[START]

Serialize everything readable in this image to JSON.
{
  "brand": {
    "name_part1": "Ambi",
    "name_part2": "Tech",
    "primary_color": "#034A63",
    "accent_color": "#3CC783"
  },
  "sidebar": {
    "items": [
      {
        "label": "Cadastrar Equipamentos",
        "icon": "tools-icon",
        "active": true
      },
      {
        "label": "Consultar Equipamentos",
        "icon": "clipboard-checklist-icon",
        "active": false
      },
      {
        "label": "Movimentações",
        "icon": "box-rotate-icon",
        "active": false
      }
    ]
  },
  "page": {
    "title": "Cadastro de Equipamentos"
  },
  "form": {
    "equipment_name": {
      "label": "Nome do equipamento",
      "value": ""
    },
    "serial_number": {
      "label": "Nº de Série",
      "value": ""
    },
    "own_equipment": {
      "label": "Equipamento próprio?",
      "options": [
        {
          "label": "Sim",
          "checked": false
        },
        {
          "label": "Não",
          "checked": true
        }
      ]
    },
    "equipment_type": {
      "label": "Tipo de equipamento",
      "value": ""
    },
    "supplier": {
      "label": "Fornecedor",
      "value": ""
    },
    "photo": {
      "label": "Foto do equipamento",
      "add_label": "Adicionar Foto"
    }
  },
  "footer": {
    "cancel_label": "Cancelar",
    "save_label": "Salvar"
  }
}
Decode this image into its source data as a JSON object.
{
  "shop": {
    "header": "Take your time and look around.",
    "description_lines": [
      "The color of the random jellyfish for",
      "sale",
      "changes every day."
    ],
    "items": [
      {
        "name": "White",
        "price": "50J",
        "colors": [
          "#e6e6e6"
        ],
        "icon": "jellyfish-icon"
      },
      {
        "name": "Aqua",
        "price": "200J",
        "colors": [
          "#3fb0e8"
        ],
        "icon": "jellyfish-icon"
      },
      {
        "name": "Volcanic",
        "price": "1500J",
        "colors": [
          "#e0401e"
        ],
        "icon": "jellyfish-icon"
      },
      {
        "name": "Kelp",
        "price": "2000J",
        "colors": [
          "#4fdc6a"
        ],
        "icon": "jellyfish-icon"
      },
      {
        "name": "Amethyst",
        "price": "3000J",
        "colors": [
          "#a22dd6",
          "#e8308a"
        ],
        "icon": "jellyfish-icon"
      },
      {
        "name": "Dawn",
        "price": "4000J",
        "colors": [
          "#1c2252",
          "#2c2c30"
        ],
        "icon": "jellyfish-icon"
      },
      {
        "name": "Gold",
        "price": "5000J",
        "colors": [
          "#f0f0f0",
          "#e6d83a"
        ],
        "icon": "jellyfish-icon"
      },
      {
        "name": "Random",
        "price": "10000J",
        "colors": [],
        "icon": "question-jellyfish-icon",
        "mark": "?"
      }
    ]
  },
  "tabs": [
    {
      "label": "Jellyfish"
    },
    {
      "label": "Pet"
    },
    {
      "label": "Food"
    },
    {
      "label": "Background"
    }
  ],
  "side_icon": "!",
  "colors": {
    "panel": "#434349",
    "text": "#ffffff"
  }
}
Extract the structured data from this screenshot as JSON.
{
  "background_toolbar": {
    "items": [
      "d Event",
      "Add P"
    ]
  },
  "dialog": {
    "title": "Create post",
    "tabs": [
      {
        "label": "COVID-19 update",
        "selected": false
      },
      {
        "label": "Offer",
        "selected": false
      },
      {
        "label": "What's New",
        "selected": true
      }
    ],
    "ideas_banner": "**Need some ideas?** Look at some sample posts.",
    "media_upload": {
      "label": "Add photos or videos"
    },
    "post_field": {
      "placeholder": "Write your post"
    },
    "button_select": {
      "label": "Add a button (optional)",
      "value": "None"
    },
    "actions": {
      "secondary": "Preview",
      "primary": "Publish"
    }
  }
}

[END]

Exercise description
Collect the complete line wherever the string "data" appears in the records.

Answer
Decode this image into its source data as a JSON object.
Extract the structured data from this screenshot as JSON.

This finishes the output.